- **Work instructions**
**1.** Summarize the blog post on postmodernity and the emerging church in two sentences.
**2.** Write the next part of the blog post on postmodernity and the emerging church, picking up after its final sentence.

- **Extract provided**
• • • • •

Wednesday, October 10, 2007

Postmodernity and the Emerging Church

BWolf30--otherwise known as the 7-foot ninja and the golfer-who-wishes-he-could-beat-me posted a response to my http://stimulation81.blogspot.com/2007/09/does-science-disprove-my-view-of-bible.html entry. I thought I would create a new discussion on his thoughts.

7-foot ninja is extremely brilliant, probably too much so for his own good. And that's my first response to his post--this blog is much more (for me) about pop issues among Jesus followers and their impact on the world than it is about intellectual arguments for or against postmodernity. Personally, as much as I hate to admit it, I am probably not a great thinker or philosopher at the top level, the level that BWolf likes to read. As I've admitted before, I have only dabbled in the academic readings of postmodernity (sometimes referred to below as "pomo"), and BWolf is far more down that road than I am. So, even though he hates it when I don't argue with him, there are times where I just need to defer to his wider reading at the academic/philosophic level.

But having said that, he asks some great questions, which I want to take a few posts to discuss. I'll try to break them up enough that each post isn't massively long-winded, a trait that both BWolf and I have a propensity for. Let me start with his quote:

you start out ambiguously by saying "Did the writers of the Bible follow the stories and worldviews and cultural values of their time?" This needs some serious clarification before further discussion - does this mean that the Bible is inevitably written in the current language and with reference to contemporary cultural understandings, which in and of itself is not a profound or threatening position? or does it mean the much stronger (and currently trendy) claim that all expressions of meaning are internal to their specific cultural situation and can't be adequately expressed or transmitted to other times or places, which is a subtle cultural relativism? or that the Bible is basically unoriginal and arose simultaneously with contemporary religions through borrowing, modifying, etc., which is basically a postmodernized historicism?

• • • • •

Element and region data:
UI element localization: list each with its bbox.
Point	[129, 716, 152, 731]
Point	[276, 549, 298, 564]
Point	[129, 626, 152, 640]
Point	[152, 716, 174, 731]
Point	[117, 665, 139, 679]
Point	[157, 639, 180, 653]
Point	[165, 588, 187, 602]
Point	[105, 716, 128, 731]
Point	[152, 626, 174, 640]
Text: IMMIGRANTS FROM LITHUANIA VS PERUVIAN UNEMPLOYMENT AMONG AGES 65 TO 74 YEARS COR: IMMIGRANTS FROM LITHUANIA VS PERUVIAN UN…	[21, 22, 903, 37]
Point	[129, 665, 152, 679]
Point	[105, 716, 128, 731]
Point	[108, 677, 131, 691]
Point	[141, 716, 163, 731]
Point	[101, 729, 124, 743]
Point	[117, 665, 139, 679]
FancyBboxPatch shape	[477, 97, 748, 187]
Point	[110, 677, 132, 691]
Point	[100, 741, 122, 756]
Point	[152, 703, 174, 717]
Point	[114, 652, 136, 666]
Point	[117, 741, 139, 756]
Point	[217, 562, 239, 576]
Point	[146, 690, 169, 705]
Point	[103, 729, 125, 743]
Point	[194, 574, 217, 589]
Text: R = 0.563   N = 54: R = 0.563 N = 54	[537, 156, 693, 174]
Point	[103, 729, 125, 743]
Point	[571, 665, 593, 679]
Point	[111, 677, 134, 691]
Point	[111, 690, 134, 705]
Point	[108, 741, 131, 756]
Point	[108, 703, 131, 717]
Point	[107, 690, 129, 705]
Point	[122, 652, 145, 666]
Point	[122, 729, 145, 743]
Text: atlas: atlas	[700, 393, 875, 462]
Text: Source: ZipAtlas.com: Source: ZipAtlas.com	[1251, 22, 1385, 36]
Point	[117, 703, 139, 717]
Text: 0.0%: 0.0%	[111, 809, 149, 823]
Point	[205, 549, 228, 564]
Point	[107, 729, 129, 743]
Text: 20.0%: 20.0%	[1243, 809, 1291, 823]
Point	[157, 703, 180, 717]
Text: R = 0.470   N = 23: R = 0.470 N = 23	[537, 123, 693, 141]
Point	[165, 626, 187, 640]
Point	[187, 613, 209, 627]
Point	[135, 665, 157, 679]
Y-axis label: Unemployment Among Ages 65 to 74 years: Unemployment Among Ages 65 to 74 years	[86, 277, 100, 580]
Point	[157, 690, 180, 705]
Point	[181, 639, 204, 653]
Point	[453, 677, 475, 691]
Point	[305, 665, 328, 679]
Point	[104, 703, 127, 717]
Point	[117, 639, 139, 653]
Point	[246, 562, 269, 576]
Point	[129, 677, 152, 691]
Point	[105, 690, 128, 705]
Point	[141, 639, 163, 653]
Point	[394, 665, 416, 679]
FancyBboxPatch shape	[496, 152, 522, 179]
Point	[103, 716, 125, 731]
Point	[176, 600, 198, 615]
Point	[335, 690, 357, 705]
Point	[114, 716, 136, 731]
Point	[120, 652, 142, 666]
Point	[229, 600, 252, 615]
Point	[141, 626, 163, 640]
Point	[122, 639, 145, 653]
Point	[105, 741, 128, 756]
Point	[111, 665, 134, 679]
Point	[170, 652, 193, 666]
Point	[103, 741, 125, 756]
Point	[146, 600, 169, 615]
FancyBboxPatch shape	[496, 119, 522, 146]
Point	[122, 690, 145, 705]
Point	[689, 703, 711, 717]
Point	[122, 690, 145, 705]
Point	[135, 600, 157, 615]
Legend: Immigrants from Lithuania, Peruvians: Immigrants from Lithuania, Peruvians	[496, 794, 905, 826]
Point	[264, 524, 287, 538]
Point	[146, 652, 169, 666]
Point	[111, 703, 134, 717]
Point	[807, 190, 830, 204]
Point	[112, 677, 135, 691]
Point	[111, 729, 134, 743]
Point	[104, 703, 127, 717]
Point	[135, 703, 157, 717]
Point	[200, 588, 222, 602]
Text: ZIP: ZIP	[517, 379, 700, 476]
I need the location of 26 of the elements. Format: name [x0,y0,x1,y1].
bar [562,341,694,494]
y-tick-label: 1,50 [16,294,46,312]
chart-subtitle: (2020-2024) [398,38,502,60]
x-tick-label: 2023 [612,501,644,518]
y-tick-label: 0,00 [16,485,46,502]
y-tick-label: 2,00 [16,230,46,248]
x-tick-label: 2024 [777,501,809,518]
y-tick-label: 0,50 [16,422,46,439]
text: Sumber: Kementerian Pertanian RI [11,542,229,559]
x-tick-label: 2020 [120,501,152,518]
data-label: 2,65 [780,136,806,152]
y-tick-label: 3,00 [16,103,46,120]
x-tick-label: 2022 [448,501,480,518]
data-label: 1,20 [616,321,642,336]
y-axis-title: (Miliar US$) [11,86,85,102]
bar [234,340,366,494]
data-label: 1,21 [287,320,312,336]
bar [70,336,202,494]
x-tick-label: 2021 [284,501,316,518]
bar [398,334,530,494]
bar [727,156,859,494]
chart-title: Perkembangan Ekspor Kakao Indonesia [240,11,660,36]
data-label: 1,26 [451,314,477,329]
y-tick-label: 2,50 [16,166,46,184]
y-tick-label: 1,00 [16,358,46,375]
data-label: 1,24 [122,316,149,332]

• • • • •

- **Responses to the tasks**
**1.** The writer starts a new discussion in response to BWolf30's reply to an earlier entry, explaining that the blog is more about popular issues among Jesus followers than about academic arguments over postmodernity and deferring to BWolf's wider reading in that area. The writer plans to take up BWolf's questions over several posts, starting with his objection that the question of whether the Bible's writers followed the stories, worldviews and cultural values of their time needs clarification among three possible meanings.

**2.**
Yes, I believe that the Bible was written "in the current language and with reference to contemporary cultural understandings" of the writer. I don't think that inspiration requires the overcoming of cultural inaccuracies in the biblical writers. Christian scholars of most stripes have long recognized the importance of understanding culture to understand the Bible, something BWolf says later. I would not dispute that. His second question asks if I mean that (in light of my leaning to postmodern thought) do I think that the meanings and expressions of the biblical writers cannot be "adequately expressed or transmitted" in today's language and culture. No way! I do still believe that the message of the Bible is primarily the message that God intended to convey in that time and place, and there isn't this freedom of reinterpreting everything that many in the pomo and emergent church (EC) crowds can be guilty of.

The truth is that each of us has the propensity to make the Bible mean what we think it means, whether we are modern, postmodern, premodern, unmodern, antimodern, hypermodern, whatever. So modern Evangelicals (whatever that animal is--I'm obviously generalizing) take their interpretation of the Bible and evaluate all other interpretations and philosophies and theologies next to their own. EC believers do the same. We all fall into the same trap of comparing everything to our own beliefs and rejecting anything that is different, sometimes without consideration.

There is some value to this. No one wants to fall down the slippery slope of saying that all viewpoints are valid. But we are usually most blind (by definition) to our own blind spots. There should be a healthy self-critique of our own theology and practice. Have some EC/pomo christians taken this too far? Absolutely. Have some Evangelicals not considered their own positions adequately enough in light of EC/pomo criticism? Absolutely.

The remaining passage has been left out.